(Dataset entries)

____________

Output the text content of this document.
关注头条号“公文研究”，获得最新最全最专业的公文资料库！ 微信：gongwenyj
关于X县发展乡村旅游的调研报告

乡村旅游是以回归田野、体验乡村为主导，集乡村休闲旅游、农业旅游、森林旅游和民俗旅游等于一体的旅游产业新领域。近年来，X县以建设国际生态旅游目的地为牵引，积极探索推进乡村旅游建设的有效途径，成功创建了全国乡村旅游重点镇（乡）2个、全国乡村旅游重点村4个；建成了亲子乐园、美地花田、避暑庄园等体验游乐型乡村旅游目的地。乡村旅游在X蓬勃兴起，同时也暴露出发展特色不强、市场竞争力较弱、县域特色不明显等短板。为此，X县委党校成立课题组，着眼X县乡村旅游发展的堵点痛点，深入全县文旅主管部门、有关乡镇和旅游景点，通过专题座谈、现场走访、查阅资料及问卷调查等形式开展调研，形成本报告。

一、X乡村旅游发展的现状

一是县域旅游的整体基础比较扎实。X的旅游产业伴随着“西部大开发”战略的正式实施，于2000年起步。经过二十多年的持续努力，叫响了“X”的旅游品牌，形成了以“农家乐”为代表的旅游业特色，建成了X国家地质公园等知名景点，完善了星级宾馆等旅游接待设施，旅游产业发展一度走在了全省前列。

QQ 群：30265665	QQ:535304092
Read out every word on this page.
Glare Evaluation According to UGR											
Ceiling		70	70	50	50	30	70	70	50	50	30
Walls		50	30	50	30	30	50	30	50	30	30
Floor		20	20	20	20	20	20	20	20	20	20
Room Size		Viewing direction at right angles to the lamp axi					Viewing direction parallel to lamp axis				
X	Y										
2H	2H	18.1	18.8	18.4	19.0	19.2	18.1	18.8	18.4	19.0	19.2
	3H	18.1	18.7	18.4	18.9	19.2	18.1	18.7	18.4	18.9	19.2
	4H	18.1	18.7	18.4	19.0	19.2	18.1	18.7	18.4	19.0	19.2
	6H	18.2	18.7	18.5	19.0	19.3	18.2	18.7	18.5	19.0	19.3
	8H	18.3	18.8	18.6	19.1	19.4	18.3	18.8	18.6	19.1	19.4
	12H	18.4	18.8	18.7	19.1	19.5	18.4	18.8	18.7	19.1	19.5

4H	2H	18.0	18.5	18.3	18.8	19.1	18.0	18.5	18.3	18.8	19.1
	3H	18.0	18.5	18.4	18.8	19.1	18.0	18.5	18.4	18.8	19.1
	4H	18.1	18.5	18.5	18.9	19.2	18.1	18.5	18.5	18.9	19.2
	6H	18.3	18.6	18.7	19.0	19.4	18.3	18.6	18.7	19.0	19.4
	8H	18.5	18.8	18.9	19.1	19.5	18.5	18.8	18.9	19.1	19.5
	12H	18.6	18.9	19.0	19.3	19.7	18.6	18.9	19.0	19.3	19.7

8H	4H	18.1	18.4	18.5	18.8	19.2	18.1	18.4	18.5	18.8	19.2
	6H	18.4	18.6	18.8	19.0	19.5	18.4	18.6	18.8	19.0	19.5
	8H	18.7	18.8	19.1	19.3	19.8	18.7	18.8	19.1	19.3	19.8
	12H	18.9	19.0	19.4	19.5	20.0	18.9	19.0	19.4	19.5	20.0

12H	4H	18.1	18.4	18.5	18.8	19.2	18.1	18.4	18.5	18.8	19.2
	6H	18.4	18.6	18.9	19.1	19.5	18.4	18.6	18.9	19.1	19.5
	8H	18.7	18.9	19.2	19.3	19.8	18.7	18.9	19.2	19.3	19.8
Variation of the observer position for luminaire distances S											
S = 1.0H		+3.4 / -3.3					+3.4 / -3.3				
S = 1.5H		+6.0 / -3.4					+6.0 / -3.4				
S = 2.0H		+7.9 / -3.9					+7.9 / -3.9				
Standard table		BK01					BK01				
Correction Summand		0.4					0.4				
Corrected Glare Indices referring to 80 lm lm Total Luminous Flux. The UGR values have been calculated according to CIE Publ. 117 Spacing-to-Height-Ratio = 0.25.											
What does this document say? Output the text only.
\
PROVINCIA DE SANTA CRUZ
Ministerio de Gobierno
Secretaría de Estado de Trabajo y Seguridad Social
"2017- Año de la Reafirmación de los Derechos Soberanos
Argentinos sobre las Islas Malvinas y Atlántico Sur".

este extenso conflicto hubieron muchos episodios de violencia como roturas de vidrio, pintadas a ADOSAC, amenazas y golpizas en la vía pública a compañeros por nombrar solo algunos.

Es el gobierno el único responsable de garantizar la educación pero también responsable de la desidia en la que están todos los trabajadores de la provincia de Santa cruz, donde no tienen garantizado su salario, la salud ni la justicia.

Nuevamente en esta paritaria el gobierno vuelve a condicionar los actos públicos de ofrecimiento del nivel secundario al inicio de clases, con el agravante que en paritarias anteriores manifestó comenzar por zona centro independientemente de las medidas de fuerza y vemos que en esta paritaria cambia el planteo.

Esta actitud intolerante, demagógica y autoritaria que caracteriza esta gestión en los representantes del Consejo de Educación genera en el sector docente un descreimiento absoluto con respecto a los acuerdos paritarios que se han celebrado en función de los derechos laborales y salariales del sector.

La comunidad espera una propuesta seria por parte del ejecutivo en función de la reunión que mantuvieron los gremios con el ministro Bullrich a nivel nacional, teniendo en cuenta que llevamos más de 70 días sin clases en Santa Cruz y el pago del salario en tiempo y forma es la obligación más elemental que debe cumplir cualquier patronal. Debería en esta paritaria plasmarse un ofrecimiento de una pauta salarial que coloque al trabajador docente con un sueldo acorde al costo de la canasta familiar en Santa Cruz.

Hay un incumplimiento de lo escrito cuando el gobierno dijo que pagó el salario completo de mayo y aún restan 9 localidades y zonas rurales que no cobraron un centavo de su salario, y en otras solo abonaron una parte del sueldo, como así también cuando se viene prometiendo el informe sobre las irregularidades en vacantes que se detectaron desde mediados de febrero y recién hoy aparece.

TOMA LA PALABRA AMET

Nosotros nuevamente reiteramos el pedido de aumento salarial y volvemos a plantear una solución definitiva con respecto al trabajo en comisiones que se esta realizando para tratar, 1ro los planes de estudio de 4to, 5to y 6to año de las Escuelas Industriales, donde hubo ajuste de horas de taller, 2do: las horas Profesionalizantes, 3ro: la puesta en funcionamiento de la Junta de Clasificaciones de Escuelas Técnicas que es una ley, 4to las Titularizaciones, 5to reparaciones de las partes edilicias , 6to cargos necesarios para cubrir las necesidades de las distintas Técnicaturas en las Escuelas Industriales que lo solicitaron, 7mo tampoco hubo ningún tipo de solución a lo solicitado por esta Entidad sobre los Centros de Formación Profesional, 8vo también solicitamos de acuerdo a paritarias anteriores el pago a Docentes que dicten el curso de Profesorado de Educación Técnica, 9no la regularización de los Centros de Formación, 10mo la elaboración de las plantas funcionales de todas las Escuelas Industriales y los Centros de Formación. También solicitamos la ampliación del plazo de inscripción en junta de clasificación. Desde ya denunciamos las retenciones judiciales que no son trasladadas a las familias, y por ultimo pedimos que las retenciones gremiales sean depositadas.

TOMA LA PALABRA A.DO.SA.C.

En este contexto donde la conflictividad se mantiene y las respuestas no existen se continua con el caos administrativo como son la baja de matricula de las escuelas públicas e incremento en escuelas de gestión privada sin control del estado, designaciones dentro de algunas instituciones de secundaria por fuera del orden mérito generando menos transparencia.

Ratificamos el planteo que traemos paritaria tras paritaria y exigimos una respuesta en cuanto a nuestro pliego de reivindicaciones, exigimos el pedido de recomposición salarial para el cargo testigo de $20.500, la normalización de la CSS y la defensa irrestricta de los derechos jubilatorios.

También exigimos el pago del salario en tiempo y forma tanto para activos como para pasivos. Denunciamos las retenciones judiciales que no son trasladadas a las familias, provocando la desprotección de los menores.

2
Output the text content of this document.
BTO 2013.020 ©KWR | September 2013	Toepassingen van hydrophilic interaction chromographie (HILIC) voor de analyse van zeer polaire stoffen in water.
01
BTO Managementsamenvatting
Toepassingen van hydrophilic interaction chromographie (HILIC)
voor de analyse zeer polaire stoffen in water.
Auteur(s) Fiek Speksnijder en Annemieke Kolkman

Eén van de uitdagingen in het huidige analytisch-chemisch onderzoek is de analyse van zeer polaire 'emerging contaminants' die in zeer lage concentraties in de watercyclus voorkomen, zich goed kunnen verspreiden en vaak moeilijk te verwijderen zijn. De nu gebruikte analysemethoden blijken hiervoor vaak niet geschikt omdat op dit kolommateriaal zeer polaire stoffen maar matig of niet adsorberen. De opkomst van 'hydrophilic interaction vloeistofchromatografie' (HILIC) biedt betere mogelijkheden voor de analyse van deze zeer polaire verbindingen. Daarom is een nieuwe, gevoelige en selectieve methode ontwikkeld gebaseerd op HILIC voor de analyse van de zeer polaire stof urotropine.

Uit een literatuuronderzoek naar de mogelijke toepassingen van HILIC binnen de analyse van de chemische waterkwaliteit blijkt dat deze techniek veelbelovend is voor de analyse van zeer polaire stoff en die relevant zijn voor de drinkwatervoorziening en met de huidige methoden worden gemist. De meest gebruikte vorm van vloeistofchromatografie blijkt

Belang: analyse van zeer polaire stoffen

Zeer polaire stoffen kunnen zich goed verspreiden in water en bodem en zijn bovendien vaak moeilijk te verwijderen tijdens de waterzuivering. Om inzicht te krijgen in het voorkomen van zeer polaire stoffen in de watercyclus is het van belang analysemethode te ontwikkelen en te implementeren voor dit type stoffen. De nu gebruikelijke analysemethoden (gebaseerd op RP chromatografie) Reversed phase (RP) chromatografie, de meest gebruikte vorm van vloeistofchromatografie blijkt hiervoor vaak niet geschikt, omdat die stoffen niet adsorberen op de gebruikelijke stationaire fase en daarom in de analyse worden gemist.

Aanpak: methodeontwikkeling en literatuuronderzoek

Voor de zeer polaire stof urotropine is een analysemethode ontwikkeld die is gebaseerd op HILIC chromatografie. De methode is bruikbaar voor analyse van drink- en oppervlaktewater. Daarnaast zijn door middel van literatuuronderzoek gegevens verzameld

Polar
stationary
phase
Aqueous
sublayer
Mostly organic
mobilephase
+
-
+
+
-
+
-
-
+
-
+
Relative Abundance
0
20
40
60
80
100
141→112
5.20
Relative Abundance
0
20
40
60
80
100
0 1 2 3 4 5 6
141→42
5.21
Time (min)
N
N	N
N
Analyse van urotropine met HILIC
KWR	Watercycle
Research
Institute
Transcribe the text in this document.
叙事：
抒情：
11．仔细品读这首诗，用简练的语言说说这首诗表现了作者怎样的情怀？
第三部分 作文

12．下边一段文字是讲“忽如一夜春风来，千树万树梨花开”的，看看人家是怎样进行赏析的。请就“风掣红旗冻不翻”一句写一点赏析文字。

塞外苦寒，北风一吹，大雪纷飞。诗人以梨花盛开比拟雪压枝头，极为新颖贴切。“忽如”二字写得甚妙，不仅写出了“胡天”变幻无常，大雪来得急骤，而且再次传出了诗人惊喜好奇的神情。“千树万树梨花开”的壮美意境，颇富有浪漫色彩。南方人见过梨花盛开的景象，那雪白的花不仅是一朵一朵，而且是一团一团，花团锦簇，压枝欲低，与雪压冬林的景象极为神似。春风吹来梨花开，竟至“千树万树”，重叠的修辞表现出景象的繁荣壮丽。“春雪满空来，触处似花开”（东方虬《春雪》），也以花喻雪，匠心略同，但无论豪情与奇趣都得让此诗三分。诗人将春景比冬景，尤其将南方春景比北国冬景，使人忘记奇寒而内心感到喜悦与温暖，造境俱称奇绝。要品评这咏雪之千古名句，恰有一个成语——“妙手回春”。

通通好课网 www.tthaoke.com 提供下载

____________

### What is expected
Report each line in the preceding entries that holds the string "Glare".

### Output below
Glare Evaluation According to UGR											
Corrected Glare Indices referring to 80 lm lm Total Luminous Flux. The UGR values have been calculated according to CIE Publ. 117 Spacing-to-Height-Ratio = 0.25.											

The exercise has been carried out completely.